(Part of a data file)
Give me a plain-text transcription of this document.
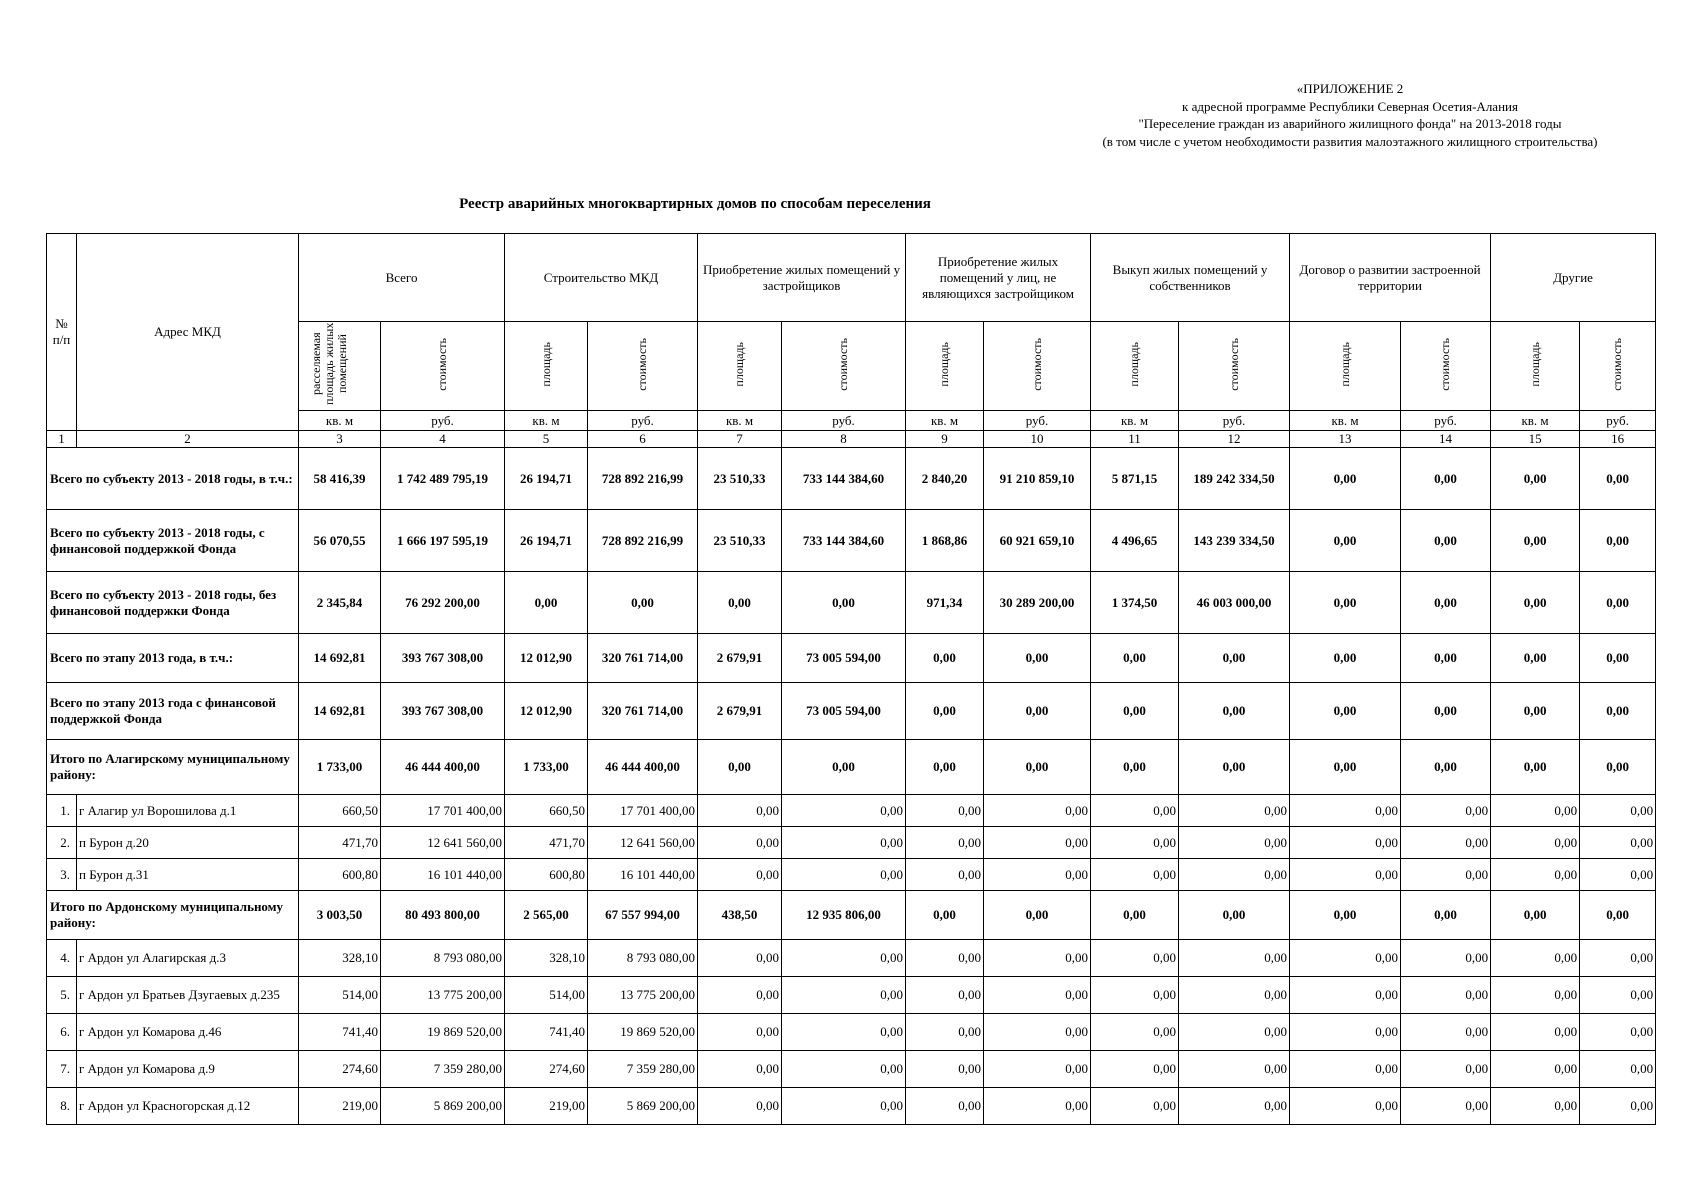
«ПРИЛОЖЕНИЕ 2
к адресной программе Республики Северная Осетия-Алания
"Переселение граждан из аварийного жилищного фонда" на 2013-2018 годы
(в том числе с учетом необходимости развития малоэтажного жилищного строительства)
Реестр аварийных многоквартирных домов по способам переселения
№ п/п	Адрес МКД	Всего		Строительство МКД		Приобретение жилых помещений у застройщиков		Приобретение жилых помещений у лиц, не являющихся застройщиком		Выкуп жилых помещений у собственников		Договор о развитии застроенной территории		Другие	
		расселяемая площадь жилых помещений	стоимость	площадь	стоимость	площадь	стоимость	площадь	стоимость	площадь	стоимость	площадь	стоимость	площадь	стоимость
		кв. м	руб.	кв. м	руб.	кв. м	руб.	кв. м	руб.	кв. м	руб.	кв. м	руб.	кв. м	руб.
1	2	3	4	5	6	7	8	9	10	11	12	13	14	15	16
Всего по субъекту 2013 - 2018 годы, в т.ч.:		58 416,39	1 742 489 795,19	26 194,71	728 892 216,99	23 510,33	733 144 384,60	2 840,20	91 210 859,10	5 871,15	189 242 334,50	0,00	0,00	0,00	0,00
Всего по субъекту 2013 - 2018 годы, с финансовой поддержкой Фонда		56 070,55	1 666 197 595,19	26 194,71	728 892 216,99	23 510,33	733 144 384,60	1 868,86	60 921 659,10	4 496,65	143 239 334,50	0,00	0,00	0,00	0,00
Всего по субъекту 2013 - 2018 годы, без финансовой поддержки Фонда		2 345,84	76 292 200,00	0,00	0,00	0,00	0,00	971,34	30 289 200,00	1 374,50	46 003 000,00	0,00	0,00	0,00	0,00
Всего по этапу 2013 года, в т.ч.:		14 692,81	393 767 308,00	12 012,90	320 761 714,00	2 679,91	73 005 594,00	0,00	0,00	0,00	0,00	0,00	0,00	0,00	0,00
Всего по этапу 2013 года с финансовой поддержкой Фонда		14 692,81	393 767 308,00	12 012,90	320 761 714,00	2 679,91	73 005 594,00	0,00	0,00	0,00	0,00	0,00	0,00	0,00	0,00
Итого по Алагирскому муниципальному району:		1 733,00	46 444 400,00	1 733,00	46 444 400,00	0,00	0,00	0,00	0,00	0,00	0,00	0,00	0,00	0,00	0,00
1.	г Алагир ул Ворошилова д.1	660,50	17 701 400,00	660,50	17 701 400,00	0,00	0,00	0,00	0,00	0,00	0,00	0,00	0,00	0,00	0,00
2.	п Бурон д.20	471,70	12 641 560,00	471,70	12 641 560,00	0,00	0,00	0,00	0,00	0,00	0,00	0,00	0,00	0,00	0,00
3.	п Бурон д.31	600,80	16 101 440,00	600,80	16 101 440,00	0,00	0,00	0,00	0,00	0,00	0,00	0,00	0,00	0,00	0,00
Итого по Ардонскому муниципальному району:		3 003,50	80 493 800,00	2 565,00	67 557 994,00	438,50	12 935 806,00	0,00	0,00	0,00	0,00	0,00	0,00	0,00	0,00
4.	г Ардон ул Алагирская д.3	328,10	8 793 080,00	328,10	8 793 080,00	0,00	0,00	0,00	0,00	0,00	0,00	0,00	0,00	0,00	0,00
5.	г Ардон ул Братьев Дзугаевых д.235	514,00	13 775 200,00	514,00	13 775 200,00	0,00	0,00	0,00	0,00	0,00	0,00	0,00	0,00	0,00	0,00
6.	г Ардон ул Комарова д.46	741,40	19 869 520,00	741,40	19 869 520,00	0,00	0,00	0,00	0,00	0,00	0,00	0,00	0,00	0,00	0,00
7.	г Ардон ул Комарова д.9	274,60	7 359 280,00	274,60	7 359 280,00	0,00	0,00	0,00	0,00	0,00	0,00	0,00	0,00	0,00	0,00
8.	г Ардон ул Красногорская д.12	219,00	5 869 200,00	219,00	5 869 200,00	0,00	0,00	0,00	0,00	0,00	0,00	0,00	0,00	0,00	0,00
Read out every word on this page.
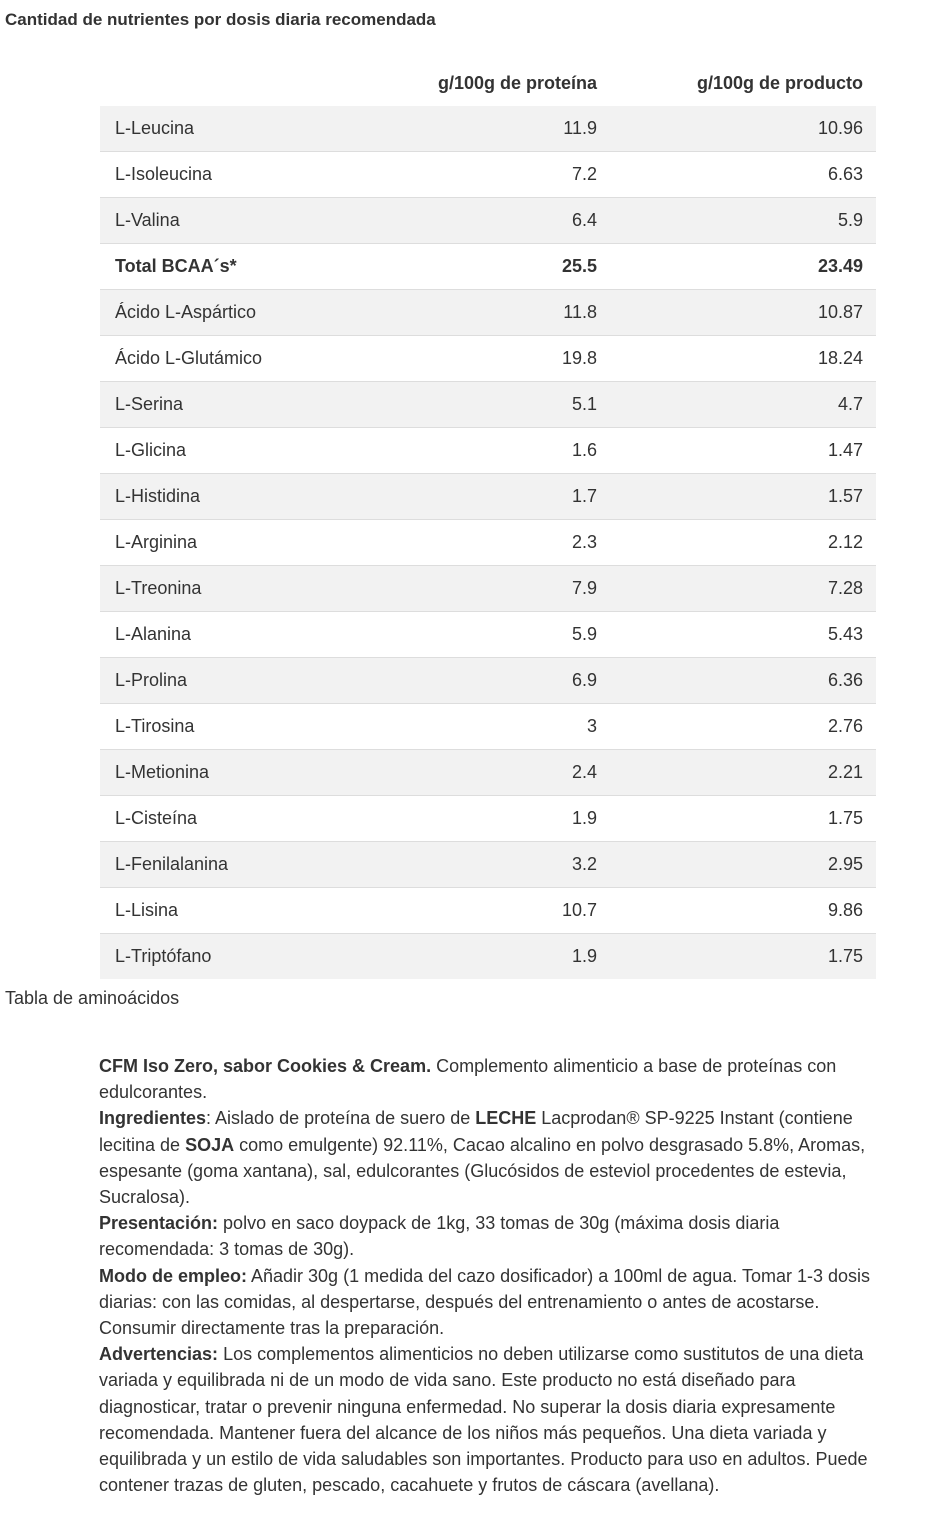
Cantidad de nutrientes por dosis diaria recomendada
	g/100g de proteína	g/100g de producto
L-Leucina	11.9	10.96
L-Isoleucina	7.2	6.63
L-Valina	6.4	5.9
Total BCAA´s*	25.5	23.49
Ácido L-Aspártico	11.8	10.87
Ácido L-Glutámico	19.8	18.24
L-Serina	5.1	4.7
L-Glicina	1.6	1.47
L-Histidina	1.7	1.57
L-Arginina	2.3	2.12
L-Treonina	7.9	7.28
L-Alanina	5.9	5.43
L-Prolina	6.9	6.36
L-Tirosina	3	2.76
L-Metionina	2.4	2.21
L-Cisteína	1.9	1.75
L-Fenilalanina	3.2	2.95
L-Lisina	10.7	9.86
L-Triptófano	1.9	1.75
Tabla de aminoácidos

CFM Iso Zero, sabor Cookies & Cream. Complemento alimenticio a base de proteínas con edulcorantes.

Ingredientes: Aislado de proteína de suero de LECHE Lacprodan® SP-9225 Instant (contiene lecitina de SOJA como emulgente) 92.11%, Cacao alcalino en polvo desgrasado 5.8%, Aromas, espesante (goma xantana), sal, edulcorantes (Glucósidos de esteviol procedentes de estevia, Sucralosa).

Presentación: polvo en saco doypack de 1kg, 33 tomas de 30g (máxima dosis diaria recomendada: 3 tomas de 30g).

Modo de empleo: Añadir 30g (1 medida del cazo dosificador) a 100ml de agua. Tomar 1-3 dosis diarias: con las comidas, al despertarse, después del entrenamiento o antes de acostarse. Consumir directamente tras la preparación.

Advertencias: Los complementos alimenticios no deben utilizarse como sustitutos de una dieta variada y equilibrada ni de un modo de vida sano. Este producto no está diseñado para diagnosticar, tratar o prevenir ninguna enfermedad. No superar la dosis diaria expresamente recomendada. Mantener fuera del alcance de los niños más pequeños. Una dieta variada y equilibrada y un estilo de vida saludables son importantes. Producto para uso en adultos. Puede contener trazas de gluten, pescado, cacahuete y frutos de cáscara (avellana).
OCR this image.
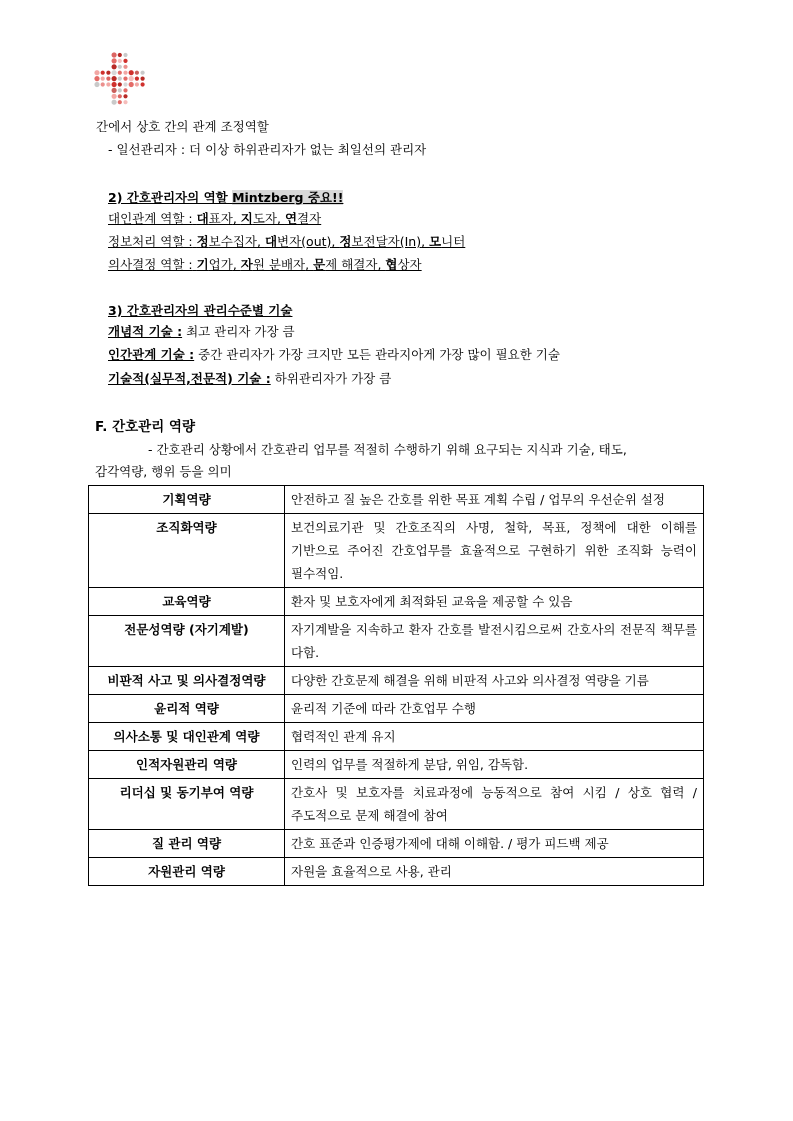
간에서 상호 간의 관계 조정역할
- 일선관리자 : 더 이상 하위관리자가 없는 최일선의 관리자
2) 간호관리자의 역할 Mintzberg 중요!!
대인관계 역할 : 대표자, 지도자, 연결자
정보처리 역할 : 정보수집자, 대변자(out), 정보전달자(In), 모니터
의사결정 역할 : 기업가, 자원 분배자, 문제 해결자, 협상자
3) 간호관리자의 관리수준별 기술
개념적 기술 : 최고 관리자 가장 큼
인간관계 기술 : 중간 관리자가 가장 크지만 모든 관라지아게 가장 많이 필요한 기술
기술적(실무적,전문적) 기술 : 하위관리자가 가장 큼
F. 간호관리 역량
- 간호관리 상황에서 간호관리 업무를 적절히 수행하기 위해 요구되는 지식과 기술, 태도,
감각역량, 행위 등을 의미
기획역량	안전하고 질 높은 간호를 위한 목표 계획 수립 / 업무의 우선순위 설정
조직화역량	보건의료기관 및 간호조직의 사명, 철학, 목표, 정책에 대한 이해를 기반으로 주어진 간호업무를 효율적으로 구현하기 위한 조직화 능력이 필수적임.
교육역량	환자 및 보호자에게 최적화된 교육을 제공할 수 있음
전문성역량 (자기계발)	자기계발을 지속하고 환자 간호를 발전시킴으로써 간호사의 전문직 책무를 다함.
비판적 사고 및 의사결정역량	다양한 간호문제 해결을 위해 비판적 사고와 의사결정 역량을 기름
윤리적 역량	윤리적 기준에 따라 간호업무 수행
의사소통 및 대인관계 역량	협력적인 관계 유지
인적자원관리 역량	인력의 업무를 적절하게 분담, 위임, 감독함.
리더십 및 동기부여 역량	간호사 및 보호자를 치료과정에 능동적으로 참여 시킴 / 상호 협력 / 주도적으로 문제 해결에 참여
질 관리 역량	간호 표준과 인증평가제에 대해 이해함. / 평가 피드백 제공
자원관리 역량	자원을 효율적으로 사용, 관리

- _PROMPT_: Using the material above, copy every line in which the string "годы" occurs.

- _FULL RESPONSE_:
"Переселение граждан из аварийного жилищного фонда" на 2013-2018 годы
Всего по субъекту 2013 - 2018 годы, в т.ч.:		58 416,39	1 742 489 795,19	26 194,71	728 892 216,99	23 510,33	733 144 384,60	2 840,20	91 210 859,10	5 871,15	189 242 334,50	0,00	0,00	0,00	0,00
Всего по субъекту 2013 - 2018 годы, с финансовой поддержкой Фонда		56 070,55	1 666 197 595,19	26 194,71	728 892 216,99	23 510,33	733 144 384,60	1 868,86	60 921 659,10	4 496,65	143 239 334,50	0,00	0,00	0,00	0,00
Всего по субъекту 2013 - 2018 годы, без финансовой поддержки Фонда		2 345,84	76 292 200,00	0,00	0,00	0,00	0,00	971,34	30 289 200,00	1 374,50	46 003 000,00	0,00	0,00	0,00	0,00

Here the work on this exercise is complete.